— Data provided —
.....

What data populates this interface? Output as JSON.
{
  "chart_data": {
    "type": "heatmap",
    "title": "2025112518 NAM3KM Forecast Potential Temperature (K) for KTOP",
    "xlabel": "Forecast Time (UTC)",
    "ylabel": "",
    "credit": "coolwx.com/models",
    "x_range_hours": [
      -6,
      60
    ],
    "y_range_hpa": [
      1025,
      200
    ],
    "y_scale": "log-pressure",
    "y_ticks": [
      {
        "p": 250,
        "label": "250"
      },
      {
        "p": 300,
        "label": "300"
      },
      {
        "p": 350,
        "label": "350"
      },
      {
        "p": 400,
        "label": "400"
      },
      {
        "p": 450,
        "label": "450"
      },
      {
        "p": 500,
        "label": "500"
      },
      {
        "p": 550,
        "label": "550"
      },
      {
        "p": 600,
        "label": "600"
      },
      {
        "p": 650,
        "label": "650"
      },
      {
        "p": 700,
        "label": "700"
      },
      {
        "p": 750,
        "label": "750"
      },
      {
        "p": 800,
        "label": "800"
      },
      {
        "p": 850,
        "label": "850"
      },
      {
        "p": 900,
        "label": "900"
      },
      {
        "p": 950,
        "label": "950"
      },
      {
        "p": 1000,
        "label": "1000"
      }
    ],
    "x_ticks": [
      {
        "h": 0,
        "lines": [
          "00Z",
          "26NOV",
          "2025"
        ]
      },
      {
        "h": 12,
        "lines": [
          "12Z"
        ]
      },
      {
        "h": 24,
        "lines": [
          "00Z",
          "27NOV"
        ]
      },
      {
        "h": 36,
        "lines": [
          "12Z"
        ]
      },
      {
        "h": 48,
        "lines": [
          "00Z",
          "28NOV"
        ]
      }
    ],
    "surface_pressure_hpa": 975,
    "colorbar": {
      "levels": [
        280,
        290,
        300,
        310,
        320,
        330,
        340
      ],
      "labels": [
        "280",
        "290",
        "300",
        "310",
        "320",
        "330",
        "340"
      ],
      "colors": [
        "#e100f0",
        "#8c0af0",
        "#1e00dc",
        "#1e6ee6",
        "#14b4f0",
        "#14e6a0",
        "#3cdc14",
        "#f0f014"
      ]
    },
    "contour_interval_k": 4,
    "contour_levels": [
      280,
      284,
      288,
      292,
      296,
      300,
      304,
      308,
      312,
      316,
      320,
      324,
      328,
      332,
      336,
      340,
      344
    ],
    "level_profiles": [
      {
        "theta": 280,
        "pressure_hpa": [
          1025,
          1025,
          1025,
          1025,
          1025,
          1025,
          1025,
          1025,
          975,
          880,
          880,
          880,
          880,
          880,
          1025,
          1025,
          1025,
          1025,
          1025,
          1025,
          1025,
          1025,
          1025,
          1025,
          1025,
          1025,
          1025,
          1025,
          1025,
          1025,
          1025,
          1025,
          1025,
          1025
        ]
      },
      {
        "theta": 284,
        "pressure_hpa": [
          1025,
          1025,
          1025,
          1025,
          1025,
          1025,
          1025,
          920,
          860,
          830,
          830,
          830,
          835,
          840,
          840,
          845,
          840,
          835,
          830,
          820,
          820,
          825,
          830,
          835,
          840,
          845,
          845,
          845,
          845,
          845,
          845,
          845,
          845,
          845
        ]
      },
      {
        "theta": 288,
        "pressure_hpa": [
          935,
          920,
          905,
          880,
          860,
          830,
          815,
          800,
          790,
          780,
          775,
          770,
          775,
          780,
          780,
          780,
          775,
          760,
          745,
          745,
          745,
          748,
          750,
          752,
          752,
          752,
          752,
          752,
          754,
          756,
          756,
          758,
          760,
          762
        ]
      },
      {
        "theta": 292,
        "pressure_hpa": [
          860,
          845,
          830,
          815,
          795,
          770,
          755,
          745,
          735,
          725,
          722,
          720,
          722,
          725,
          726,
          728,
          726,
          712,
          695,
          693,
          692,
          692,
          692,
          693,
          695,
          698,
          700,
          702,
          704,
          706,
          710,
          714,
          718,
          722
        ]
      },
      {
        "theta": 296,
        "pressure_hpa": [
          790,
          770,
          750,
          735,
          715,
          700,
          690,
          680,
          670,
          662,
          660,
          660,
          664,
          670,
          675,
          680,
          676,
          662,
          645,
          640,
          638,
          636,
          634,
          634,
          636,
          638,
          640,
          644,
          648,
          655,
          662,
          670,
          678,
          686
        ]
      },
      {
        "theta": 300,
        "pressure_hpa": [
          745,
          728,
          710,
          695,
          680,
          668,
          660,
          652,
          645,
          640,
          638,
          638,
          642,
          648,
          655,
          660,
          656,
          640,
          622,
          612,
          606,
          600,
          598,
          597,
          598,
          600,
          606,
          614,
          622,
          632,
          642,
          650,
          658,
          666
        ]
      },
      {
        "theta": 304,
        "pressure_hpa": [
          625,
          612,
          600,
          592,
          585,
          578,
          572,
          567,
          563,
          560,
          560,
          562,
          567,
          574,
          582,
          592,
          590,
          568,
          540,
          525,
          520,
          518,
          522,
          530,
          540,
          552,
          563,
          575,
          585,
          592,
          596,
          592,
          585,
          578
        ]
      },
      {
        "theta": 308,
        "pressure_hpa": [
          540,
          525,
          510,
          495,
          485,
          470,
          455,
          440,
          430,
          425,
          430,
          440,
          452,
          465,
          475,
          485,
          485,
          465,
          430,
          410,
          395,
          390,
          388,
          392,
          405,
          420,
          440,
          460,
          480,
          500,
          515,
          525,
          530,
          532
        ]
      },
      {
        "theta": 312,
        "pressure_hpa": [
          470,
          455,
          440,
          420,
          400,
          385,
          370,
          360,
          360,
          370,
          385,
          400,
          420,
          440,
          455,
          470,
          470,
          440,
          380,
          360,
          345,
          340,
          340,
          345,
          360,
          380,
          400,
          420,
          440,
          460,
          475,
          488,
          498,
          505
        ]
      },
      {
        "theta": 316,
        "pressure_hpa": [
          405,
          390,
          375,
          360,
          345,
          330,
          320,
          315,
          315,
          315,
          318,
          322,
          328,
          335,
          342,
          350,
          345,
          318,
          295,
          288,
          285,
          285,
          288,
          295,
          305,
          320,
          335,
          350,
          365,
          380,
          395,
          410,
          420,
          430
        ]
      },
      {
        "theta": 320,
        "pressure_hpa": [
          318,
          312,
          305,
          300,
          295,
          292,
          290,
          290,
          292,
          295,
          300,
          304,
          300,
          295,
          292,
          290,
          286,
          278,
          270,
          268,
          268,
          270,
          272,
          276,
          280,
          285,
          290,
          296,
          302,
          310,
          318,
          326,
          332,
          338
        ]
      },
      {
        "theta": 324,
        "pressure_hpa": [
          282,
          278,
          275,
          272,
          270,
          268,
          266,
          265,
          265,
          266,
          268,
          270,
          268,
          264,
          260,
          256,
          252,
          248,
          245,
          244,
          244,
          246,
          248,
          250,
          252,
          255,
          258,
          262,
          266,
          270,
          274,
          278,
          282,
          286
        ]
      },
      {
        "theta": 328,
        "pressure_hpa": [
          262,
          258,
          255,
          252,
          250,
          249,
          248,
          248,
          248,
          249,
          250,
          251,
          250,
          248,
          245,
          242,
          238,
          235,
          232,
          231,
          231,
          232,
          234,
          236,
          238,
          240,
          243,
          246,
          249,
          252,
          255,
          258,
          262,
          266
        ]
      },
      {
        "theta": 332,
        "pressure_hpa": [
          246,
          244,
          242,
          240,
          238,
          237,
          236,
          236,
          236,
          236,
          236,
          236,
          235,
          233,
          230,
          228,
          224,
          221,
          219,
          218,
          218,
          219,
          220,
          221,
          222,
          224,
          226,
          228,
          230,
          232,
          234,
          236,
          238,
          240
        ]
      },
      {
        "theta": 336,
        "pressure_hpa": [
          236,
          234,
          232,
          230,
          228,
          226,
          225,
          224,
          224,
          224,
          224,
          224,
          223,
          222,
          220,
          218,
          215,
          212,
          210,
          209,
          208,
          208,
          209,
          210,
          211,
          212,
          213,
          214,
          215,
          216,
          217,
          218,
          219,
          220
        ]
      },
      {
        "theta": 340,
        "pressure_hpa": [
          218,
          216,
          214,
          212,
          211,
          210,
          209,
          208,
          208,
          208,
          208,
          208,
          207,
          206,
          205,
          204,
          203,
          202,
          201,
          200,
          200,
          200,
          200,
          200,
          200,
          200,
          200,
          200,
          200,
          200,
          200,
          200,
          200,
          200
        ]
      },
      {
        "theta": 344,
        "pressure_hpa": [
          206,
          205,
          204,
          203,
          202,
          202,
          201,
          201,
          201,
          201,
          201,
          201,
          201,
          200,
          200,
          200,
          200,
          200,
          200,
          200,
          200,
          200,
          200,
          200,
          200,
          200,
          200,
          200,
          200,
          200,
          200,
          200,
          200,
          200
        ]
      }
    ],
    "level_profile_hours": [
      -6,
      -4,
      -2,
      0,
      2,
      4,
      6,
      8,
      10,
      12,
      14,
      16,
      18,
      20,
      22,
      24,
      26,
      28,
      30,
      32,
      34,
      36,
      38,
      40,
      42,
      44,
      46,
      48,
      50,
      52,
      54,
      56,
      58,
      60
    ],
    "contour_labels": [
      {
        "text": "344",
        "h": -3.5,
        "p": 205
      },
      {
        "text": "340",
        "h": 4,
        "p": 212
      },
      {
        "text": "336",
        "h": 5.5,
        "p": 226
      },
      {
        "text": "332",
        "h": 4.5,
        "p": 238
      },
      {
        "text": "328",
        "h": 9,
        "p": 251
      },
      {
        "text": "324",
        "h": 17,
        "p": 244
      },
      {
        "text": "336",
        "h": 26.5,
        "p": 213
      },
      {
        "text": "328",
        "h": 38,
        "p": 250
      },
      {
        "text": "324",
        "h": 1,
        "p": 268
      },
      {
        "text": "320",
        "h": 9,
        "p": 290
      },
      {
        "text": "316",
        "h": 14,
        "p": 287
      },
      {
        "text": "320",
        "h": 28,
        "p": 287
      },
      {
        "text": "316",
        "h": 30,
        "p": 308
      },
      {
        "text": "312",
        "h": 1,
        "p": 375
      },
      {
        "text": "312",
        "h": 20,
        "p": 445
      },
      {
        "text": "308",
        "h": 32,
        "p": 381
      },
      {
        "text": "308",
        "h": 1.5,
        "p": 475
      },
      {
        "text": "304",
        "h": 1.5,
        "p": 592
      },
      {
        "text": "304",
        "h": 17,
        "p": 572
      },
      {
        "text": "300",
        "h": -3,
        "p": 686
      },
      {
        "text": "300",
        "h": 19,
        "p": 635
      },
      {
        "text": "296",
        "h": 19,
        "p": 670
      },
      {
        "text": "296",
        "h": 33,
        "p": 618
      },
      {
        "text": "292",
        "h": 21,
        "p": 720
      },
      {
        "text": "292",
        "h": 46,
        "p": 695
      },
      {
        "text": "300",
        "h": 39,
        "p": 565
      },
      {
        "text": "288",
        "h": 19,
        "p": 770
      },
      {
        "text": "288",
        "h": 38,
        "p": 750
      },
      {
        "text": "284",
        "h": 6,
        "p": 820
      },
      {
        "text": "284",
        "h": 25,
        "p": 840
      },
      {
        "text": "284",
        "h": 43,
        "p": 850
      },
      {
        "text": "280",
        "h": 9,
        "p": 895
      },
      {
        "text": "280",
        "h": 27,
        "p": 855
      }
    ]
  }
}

.....

— Problem to work on —
Return all lines with the word "Forecast" in them.

— The result —
    "title": "2025112518 NAM3KM Forecast Potential Temperature (K) for KTOP",
    "xlabel": "Forecast Time (UTC)",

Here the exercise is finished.